* begin *

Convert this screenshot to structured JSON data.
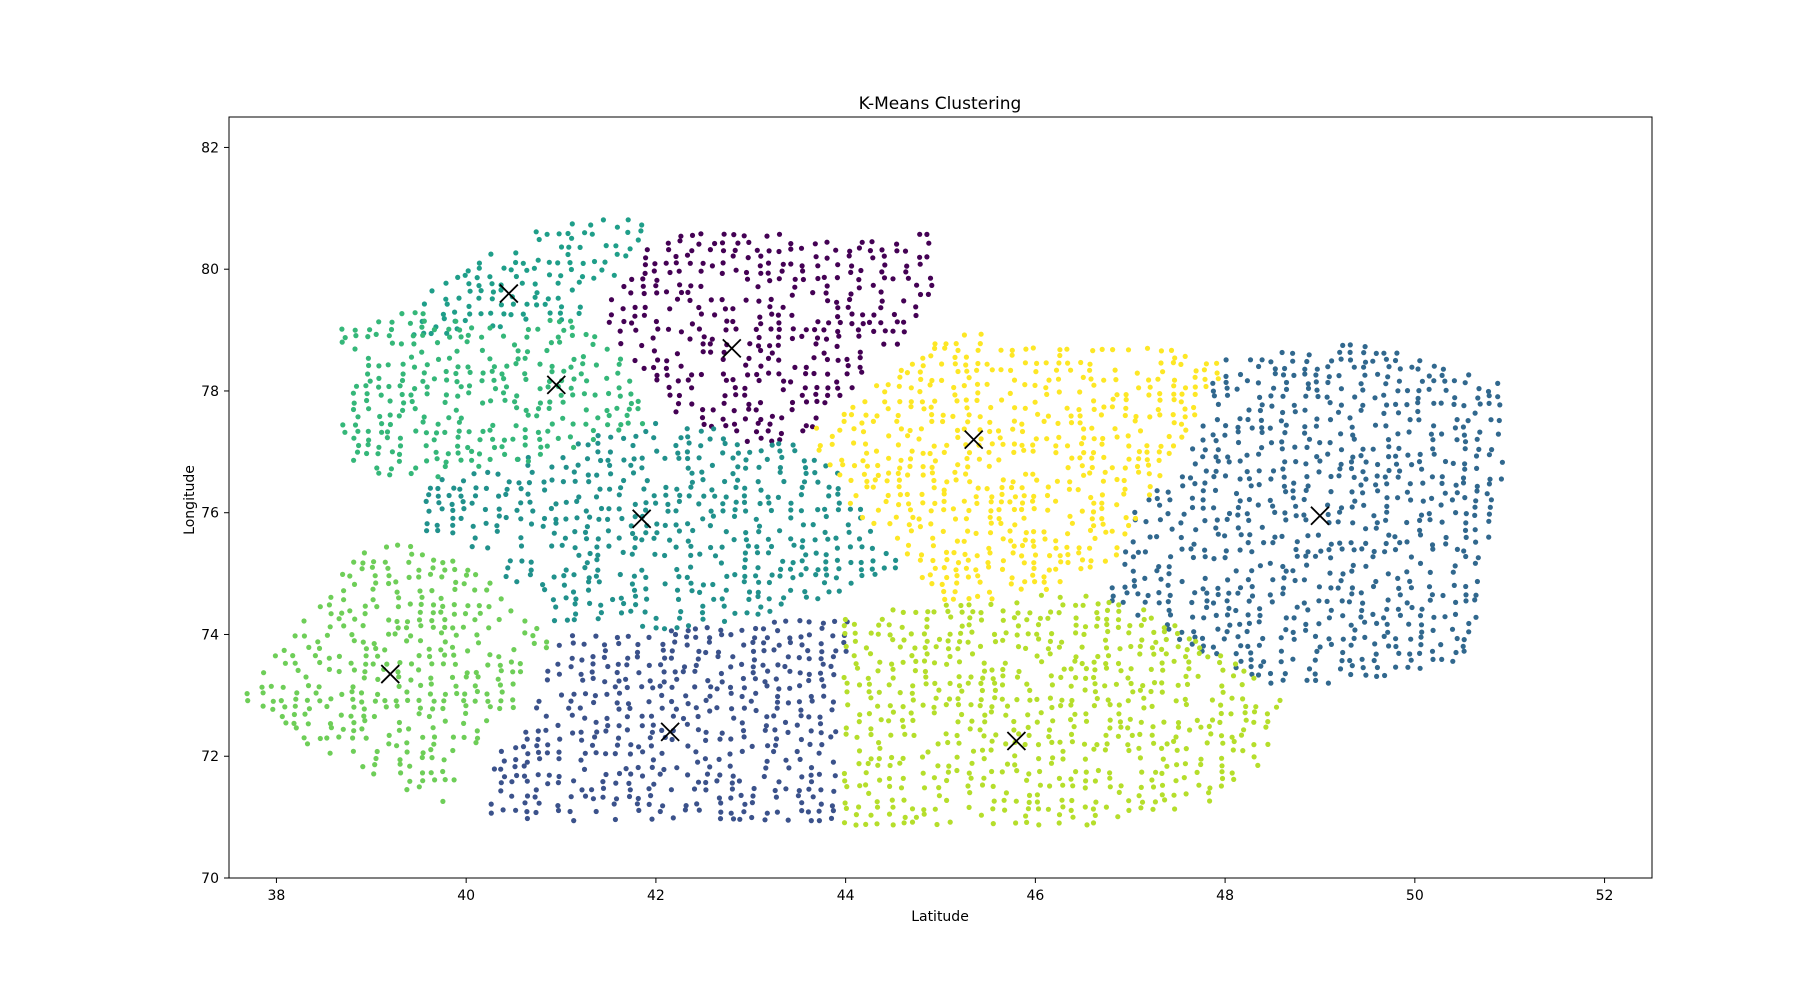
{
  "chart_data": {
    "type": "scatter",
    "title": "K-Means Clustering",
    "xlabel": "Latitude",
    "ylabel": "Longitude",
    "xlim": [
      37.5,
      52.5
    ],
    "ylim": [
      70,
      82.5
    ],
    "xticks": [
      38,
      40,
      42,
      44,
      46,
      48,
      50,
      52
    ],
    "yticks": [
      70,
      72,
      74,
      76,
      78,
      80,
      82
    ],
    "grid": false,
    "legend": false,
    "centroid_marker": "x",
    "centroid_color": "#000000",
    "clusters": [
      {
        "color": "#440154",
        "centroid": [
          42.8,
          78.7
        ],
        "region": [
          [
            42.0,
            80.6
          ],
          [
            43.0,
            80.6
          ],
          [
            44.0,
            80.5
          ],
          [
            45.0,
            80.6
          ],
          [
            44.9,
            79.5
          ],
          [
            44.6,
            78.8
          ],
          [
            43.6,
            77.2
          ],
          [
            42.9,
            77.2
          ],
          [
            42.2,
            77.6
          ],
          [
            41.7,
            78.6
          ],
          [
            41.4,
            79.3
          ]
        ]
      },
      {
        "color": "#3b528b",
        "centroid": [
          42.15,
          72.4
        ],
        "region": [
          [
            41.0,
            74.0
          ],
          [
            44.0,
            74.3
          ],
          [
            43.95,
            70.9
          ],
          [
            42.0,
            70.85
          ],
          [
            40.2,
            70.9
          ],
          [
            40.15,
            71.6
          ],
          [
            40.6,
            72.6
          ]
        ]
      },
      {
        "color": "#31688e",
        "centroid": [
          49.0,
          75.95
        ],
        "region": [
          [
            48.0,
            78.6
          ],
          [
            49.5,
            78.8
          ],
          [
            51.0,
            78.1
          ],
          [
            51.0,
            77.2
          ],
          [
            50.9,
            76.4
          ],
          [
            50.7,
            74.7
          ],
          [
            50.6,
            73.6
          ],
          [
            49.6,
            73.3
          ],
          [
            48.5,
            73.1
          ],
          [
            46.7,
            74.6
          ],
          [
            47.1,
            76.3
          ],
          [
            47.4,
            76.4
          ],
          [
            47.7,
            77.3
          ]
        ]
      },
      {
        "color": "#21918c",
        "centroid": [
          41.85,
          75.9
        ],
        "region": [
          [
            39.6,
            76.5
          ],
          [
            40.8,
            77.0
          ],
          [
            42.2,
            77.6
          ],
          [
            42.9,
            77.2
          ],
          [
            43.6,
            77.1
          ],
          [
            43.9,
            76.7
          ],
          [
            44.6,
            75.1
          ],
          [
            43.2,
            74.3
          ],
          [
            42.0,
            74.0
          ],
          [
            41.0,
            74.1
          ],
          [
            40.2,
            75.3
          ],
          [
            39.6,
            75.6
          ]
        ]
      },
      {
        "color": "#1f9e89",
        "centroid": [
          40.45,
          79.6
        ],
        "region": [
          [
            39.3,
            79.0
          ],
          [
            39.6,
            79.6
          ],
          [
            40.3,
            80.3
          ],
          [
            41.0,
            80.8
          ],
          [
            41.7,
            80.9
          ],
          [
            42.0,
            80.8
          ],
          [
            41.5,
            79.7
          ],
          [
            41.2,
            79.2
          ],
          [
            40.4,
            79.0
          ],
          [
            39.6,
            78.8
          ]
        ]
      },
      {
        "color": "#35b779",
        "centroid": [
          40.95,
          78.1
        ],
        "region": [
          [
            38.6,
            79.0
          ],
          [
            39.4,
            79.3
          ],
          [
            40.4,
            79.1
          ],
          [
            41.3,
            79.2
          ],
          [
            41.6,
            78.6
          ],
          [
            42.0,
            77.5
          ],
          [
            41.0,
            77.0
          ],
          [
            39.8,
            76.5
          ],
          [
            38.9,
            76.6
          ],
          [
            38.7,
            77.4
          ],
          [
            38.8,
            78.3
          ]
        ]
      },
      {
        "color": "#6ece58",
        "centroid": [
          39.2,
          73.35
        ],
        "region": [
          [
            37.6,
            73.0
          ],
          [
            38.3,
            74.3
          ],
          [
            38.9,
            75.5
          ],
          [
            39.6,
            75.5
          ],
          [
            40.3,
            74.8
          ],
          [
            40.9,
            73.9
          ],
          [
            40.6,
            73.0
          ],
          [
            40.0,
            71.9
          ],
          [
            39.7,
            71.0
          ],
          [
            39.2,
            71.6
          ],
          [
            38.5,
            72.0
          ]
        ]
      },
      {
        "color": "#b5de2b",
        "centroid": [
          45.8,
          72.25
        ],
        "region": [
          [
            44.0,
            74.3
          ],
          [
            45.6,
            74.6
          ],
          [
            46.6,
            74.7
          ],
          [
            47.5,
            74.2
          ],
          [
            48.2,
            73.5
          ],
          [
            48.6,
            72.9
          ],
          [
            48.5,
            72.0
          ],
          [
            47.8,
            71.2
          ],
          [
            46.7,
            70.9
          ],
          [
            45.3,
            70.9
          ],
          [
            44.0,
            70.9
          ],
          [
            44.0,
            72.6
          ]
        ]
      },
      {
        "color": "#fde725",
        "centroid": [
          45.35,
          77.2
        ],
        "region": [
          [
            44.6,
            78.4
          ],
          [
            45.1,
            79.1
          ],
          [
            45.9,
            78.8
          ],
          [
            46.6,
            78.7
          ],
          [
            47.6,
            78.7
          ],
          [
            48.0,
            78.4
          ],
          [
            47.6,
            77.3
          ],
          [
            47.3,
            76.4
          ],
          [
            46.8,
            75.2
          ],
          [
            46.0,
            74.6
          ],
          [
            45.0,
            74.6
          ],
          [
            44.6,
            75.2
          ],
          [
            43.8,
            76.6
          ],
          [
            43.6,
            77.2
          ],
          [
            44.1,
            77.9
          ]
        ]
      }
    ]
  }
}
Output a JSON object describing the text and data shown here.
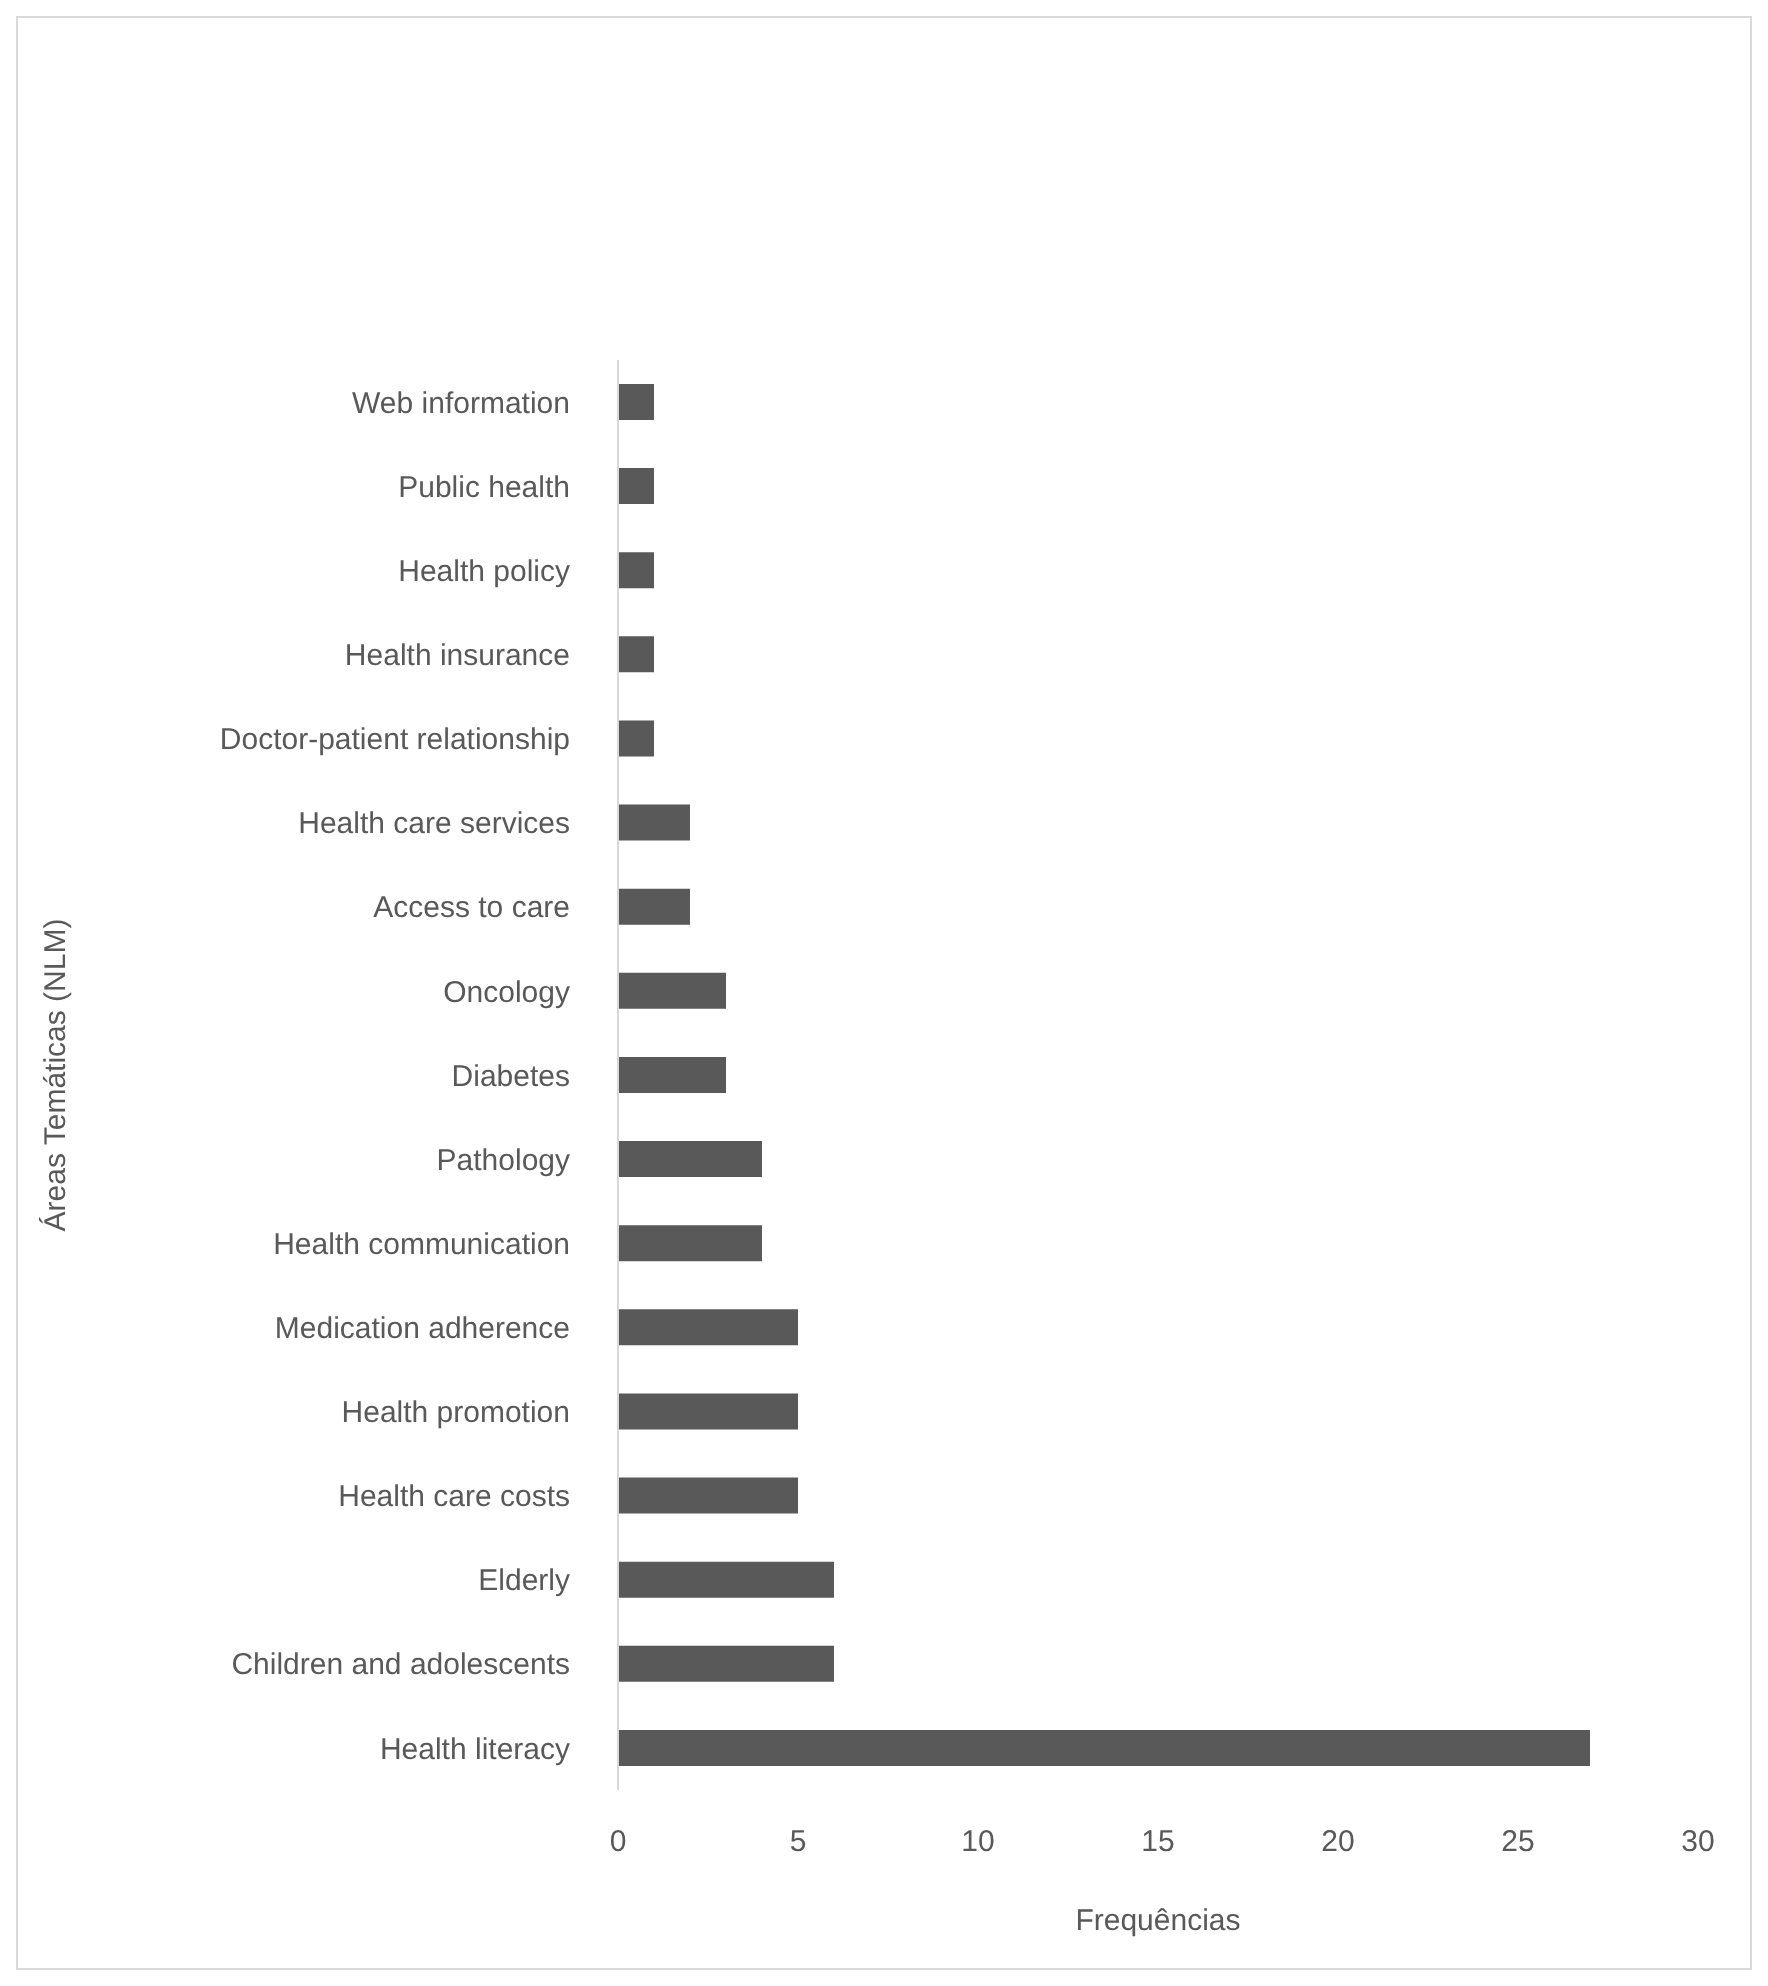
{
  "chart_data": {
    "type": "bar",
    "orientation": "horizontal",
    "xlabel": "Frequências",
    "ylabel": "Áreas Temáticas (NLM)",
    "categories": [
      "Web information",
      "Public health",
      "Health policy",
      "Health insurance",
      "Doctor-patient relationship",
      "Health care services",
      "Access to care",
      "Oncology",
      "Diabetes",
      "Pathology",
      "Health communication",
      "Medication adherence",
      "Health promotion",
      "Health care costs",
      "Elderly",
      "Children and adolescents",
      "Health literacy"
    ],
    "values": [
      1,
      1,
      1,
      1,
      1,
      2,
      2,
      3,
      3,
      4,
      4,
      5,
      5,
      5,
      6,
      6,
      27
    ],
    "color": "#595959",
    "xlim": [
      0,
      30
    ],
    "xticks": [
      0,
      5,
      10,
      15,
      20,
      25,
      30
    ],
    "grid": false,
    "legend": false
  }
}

* end *

Objective — Extract all the data above exactly, excluding every picture.

Written response —
Convert this screenshot to structured JSON data.
{
  "chart_data": {
    "type": "scatter",
    "title": "K-Means Clustering",
    "xlabel": "Latitude",
    "ylabel": "Longitude",
    "xlim": [
      37.5,
      52.5
    ],
    "ylim": [
      70,
      82.5
    ],
    "xticks": [
      38,
      40,
      42,
      44,
      46,
      48,
      50,
      52
    ],
    "yticks": [
      70,
      72,
      74,
      76,
      78,
      80,
      82
    ],
    "grid": false,
    "legend": false,
    "centroid_marker": "x",
    "centroid_color": "#000000",
    "clusters": [
      {
        "color": "#440154",
        "centroid": [
          42.8,
          78.7
        ],
        "region": [
          [
            42.0,
            80.6
          ],
          [
            43.0,
            80.6
          ],
          [
            44.0,
            80.5
          ],
          [
            45.0,
            80.6
          ],
          [
            44.9,
            79.5
          ],
          [
            44.6,
            78.8
          ],
          [
            43.6,
            77.2
          ],
          [
            42.9,
            77.2
          ],
          [
            42.2,
            77.6
          ],
          [
            41.7,
            78.6
          ],
          [
            41.4,
            79.3
          ]
        ]
      },
      {
        "color": "#3b528b",
        "centroid": [
          42.15,
          72.4
        ],
        "region": [
          [
            41.0,
            74.0
          ],
          [
            44.0,
            74.3
          ],
          [
            43.95,
            70.9
          ],
          [
            42.0,
            70.85
          ],
          [
            40.2,
            70.9
          ],
          [
            40.15,
            71.6
          ],
          [
            40.6,
            72.6
          ]
        ]
      },
      {
        "color": "#31688e",
        "centroid": [
          49.0,
          75.95
        ],
        "region": [
          [
            48.0,
            78.6
          ],
          [
            49.5,
            78.8
          ],
          [
            51.0,
            78.1
          ],
          [
            51.0,
            77.2
          ],
          [
            50.9,
            76.4
          ],
          [
            50.7,
            74.7
          ],
          [
            50.6,
            73.6
          ],
          [
            49.6,
            73.3
          ],
          [
            48.5,
            73.1
          ],
          [
            46.7,
            74.6
          ],
          [
            47.1,
            76.3
          ],
          [
            47.4,
            76.4
          ],
          [
            47.7,
            77.3
          ]
        ]
      },
      {
        "color": "#21918c",
        "centroid": [
          41.85,
          75.9
        ],
        "region": [
          [
            39.6,
            76.5
          ],
          [
            40.8,
            77.0
          ],
          [
            42.2,
            77.6
          ],
          [
            42.9,
            77.2
          ],
          [
            43.6,
            77.1
          ],
          [
            43.9,
            76.7
          ],
          [
            44.6,
            75.1
          ],
          [
            43.2,
            74.3
          ],
          [
            42.0,
            74.0
          ],
          [
            41.0,
            74.1
          ],
          [
            40.2,
            75.3
          ],
          [
            39.6,
            75.6
          ]
        ]
      },
      {
        "color": "#1f9e89",
        "centroid": [
          40.45,
          79.6
        ],
        "region": [
          [
            39.3,
            79.0
          ],
          [
            39.6,
            79.6
          ],
          [
            40.3,
            80.3
          ],
          [
            41.0,
            80.8
          ],
          [
            41.7,
            80.9
          ],
          [
            42.0,
            80.8
          ],
          [
            41.5,
            79.7
          ],
          [
            41.2,
            79.2
          ],
          [
            40.4,
            79.0
          ],
          [
            39.6,
            78.8
          ]
        ]
      },
      {
        "color": "#35b779",
        "centroid": [
          40.95,
          78.1
        ],
        "region": [
          [
            38.6,
            79.0
          ],
          [
            39.4,
            79.3
          ],
          [
            40.4,
            79.1
          ],
          [
            41.3,
            79.2
          ],
          [
            41.6,
            78.6
          ],
          [
            42.0,
            77.5
          ],
          [
            41.0,
            77.0
          ],
          [
            39.8,
            76.5
          ],
          [
            38.9,
            76.6
          ],
          [
            38.7,
            77.4
          ],
          [
            38.8,
            78.3
          ]
        ]
      },
      {
        "color": "#6ece58",
        "centroid": [
          39.2,
          73.35
        ],
        "region": [
          [
            37.6,
            73.0
          ],
          [
            38.3,
            74.3
          ],
          [
            38.9,
            75.5
          ],
          [
            39.6,
            75.5
          ],
          [
            40.3,
            74.8
          ],
          [
            40.9,
            73.9
          ],
          [
            40.6,
            73.0
          ],
          [
            40.0,
            71.9
          ],
          [
            39.7,
            71.0
          ],
          [
            39.2,
            71.6
          ],
          [
            38.5,
            72.0
          ]
        ]
      },
      {
        "color": "#b5de2b",
        "centroid": [
          45.8,
          72.25
        ],
        "region": [
          [
            44.0,
            74.3
          ],
          [
            45.6,
            74.6
          ],
          [
            46.6,
            74.7
          ],
          [
            47.5,
            74.2
          ],
          [
            48.2,
            73.5
          ],
          [
            48.6,
            72.9
          ],
          [
            48.5,
            72.0
          ],
          [
            47.8,
            71.2
          ],
          [
            46.7,
            70.9
          ],
          [
            45.3,
            70.9
          ],
          [
            44.0,
            70.9
          ],
          [
            44.0,
            72.6
          ]
        ]
      },
      {
        "color": "#fde725",
        "centroid": [
          45.35,
          77.2
        ],
        "region": [
          [
            44.6,
            78.4
          ],
          [
            45.1,
            79.1
          ],
          [
            45.9,
            78.8
          ],
          [
            46.6,
            78.7
          ],
          [
            47.6,
            78.7
          ],
          [
            48.0,
            78.4
          ],
          [
            47.6,
            77.3
          ],
          [
            47.3,
            76.4
          ],
          [
            46.8,
            75.2
          ],
          [
            46.0,
            74.6
          ],
          [
            45.0,
            74.6
          ],
          [
            44.6,
            75.2
          ],
          [
            43.8,
            76.6
          ],
          [
            43.6,
            77.2
          ],
          [
            44.1,
            77.9
          ]
        ]
      }
    ]
  }
}
Output a JSON object describing the text and data shown here.
{
  "chart_data": {
    "type": "bar",
    "orientation": "horizontal",
    "xlabel": "Frequências",
    "ylabel": "Áreas Temáticas (NLM)",
    "categories": [
      "Web information",
      "Public health",
      "Health policy",
      "Health insurance",
      "Doctor-patient relationship",
      "Health care services",
      "Access to care",
      "Oncology",
      "Diabetes",
      "Pathology",
      "Health communication",
      "Medication adherence",
      "Health promotion",
      "Health care costs",
      "Elderly",
      "Children and adolescents",
      "Health literacy"
    ],
    "values": [
      1,
      1,
      1,
      1,
      1,
      2,
      2,
      3,
      3,
      4,
      4,
      5,
      5,
      5,
      6,
      6,
      27
    ],
    "color": "#595959",
    "xlim": [
      0,
      30
    ],
    "xticks": [
      0,
      5,
      10,
      15,
      20,
      25,
      30
    ],
    "grid": false,
    "legend": false
  }
}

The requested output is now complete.